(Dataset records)

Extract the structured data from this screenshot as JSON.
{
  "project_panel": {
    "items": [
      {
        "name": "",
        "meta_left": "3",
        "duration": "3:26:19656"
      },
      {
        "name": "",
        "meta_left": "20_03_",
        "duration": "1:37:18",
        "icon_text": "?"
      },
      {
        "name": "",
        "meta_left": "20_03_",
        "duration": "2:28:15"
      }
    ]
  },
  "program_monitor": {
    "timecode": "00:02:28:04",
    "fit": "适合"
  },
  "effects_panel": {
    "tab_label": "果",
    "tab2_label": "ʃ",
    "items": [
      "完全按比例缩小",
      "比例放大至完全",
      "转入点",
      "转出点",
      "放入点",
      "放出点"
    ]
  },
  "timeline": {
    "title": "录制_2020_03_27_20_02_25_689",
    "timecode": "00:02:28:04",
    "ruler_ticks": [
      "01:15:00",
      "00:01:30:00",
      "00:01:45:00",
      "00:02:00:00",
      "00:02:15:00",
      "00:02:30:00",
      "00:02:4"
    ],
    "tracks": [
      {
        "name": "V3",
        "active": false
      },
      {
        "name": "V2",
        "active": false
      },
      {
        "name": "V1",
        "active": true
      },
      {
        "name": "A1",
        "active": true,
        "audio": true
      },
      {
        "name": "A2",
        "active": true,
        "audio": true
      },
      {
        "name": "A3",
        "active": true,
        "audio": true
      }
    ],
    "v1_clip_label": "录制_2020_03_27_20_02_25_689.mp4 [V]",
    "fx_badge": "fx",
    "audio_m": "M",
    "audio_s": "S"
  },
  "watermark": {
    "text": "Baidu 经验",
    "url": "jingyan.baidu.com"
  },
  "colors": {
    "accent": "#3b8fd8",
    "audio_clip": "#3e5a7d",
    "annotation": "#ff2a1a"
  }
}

_Aim of the exercise:_ Copy all lines of the material above where the string "name" occurs.

_Result:_
        "name": "",
        "name": "",
        "name": "",
        "name": "V3",
        "name": "V2",
        "name": "V1",
        "name": "A1",
        "name": "A2",
        "name": "A3",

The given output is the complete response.